## What you are asked to do
Look below for the line with "Convert this document image to plain text.". Extract that line and each one after it through the last, word for word.

____ Task material

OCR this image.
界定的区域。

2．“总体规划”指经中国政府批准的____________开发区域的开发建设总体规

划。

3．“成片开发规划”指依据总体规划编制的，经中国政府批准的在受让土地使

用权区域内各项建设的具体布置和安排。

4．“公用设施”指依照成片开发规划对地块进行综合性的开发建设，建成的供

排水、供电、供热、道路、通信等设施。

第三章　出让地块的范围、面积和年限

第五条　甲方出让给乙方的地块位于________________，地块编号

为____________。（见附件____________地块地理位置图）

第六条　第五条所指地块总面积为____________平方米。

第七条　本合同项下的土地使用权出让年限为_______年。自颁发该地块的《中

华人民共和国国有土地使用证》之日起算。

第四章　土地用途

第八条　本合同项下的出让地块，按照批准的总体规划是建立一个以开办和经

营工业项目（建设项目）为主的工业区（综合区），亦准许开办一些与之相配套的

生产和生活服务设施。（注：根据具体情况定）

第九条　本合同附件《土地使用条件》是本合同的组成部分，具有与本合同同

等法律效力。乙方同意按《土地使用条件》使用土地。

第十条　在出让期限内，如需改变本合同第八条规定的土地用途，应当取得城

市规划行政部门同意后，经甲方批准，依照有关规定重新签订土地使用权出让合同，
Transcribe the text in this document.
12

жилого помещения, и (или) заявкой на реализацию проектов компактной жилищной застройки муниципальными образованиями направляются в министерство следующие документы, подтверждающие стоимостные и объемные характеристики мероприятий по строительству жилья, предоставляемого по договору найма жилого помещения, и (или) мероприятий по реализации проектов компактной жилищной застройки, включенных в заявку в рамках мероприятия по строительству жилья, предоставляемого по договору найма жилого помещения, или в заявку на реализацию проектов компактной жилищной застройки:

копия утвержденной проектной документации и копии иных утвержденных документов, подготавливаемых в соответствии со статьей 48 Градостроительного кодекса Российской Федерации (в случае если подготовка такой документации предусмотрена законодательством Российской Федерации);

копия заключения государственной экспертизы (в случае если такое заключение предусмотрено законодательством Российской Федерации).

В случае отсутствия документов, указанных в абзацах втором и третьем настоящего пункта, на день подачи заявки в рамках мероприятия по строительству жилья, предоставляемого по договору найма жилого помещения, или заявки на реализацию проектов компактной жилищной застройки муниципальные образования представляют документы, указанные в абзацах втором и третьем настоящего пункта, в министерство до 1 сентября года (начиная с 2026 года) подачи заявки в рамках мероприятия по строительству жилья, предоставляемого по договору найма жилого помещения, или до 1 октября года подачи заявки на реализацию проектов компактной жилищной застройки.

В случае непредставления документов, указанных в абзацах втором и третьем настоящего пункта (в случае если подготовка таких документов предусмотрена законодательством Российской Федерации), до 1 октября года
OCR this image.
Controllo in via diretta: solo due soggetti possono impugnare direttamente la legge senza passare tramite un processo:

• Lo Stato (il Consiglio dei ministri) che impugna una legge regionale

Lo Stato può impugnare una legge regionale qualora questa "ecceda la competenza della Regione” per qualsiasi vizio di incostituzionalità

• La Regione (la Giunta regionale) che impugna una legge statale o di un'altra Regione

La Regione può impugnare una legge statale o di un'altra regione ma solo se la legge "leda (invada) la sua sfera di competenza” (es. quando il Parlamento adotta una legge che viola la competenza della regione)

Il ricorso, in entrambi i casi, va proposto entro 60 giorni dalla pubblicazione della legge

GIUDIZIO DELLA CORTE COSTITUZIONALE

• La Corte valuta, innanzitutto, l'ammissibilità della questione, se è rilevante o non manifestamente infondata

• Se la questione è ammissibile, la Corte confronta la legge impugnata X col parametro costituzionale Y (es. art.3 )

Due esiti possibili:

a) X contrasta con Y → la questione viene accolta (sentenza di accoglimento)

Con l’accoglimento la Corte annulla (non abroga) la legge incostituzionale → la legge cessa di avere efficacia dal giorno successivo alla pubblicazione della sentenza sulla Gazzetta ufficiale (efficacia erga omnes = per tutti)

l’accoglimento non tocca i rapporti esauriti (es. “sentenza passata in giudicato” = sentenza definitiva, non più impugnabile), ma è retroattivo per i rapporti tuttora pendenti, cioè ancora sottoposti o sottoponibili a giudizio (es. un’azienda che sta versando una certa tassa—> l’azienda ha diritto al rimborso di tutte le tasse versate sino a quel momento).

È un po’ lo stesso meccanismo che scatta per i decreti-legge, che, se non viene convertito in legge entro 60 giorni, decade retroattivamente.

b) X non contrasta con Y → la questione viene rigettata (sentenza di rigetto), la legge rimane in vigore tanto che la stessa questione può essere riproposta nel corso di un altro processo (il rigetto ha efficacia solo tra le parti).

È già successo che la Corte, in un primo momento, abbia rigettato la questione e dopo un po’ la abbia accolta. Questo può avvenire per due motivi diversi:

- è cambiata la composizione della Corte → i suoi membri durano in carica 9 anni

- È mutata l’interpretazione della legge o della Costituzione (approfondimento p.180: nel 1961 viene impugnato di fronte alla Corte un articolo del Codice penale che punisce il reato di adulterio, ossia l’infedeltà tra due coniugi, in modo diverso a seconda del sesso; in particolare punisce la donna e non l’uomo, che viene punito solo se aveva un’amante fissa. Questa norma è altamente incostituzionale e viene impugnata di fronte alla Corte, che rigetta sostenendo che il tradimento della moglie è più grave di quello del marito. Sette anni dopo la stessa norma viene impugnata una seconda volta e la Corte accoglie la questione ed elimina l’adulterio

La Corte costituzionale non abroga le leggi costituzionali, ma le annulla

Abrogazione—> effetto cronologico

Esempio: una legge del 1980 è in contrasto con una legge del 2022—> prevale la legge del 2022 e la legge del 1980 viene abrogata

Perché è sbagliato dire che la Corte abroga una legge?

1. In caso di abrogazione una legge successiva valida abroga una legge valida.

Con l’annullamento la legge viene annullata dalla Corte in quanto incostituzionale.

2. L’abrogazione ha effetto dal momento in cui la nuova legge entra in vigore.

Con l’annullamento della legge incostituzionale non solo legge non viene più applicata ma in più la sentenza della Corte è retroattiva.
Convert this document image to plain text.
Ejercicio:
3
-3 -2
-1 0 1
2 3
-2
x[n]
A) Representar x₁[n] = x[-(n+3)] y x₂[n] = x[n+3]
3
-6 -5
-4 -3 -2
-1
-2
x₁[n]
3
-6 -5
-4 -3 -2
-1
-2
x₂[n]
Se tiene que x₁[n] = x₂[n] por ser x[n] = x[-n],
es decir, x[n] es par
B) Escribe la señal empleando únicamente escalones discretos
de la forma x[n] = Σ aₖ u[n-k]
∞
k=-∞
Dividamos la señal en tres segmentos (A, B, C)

________

## Answer in full
Convert this document image to plain text.
Ejercicio:
3
-3 -2
-1 0 1
2 3
-2
x[n]
A) Representar x₁[n] = x[-(n+3)] y x₂[n] = x[n+3]
3
-6 -5
-4 -3 -2
-1
-2
x₁[n]
3
-6 -5
-4 -3 -2
-1
-2
x₂[n]
Se tiene que x₁[n] = x₂[n] por ser x[n] = x[-n],
es decir, x[n] es par
B) Escribe la señal empleando únicamente escalones discretos
de la forma x[n] = Σ aₖ u[n-k]
∞
k=-∞
Dividamos la señal en tres segmentos (A, B, C)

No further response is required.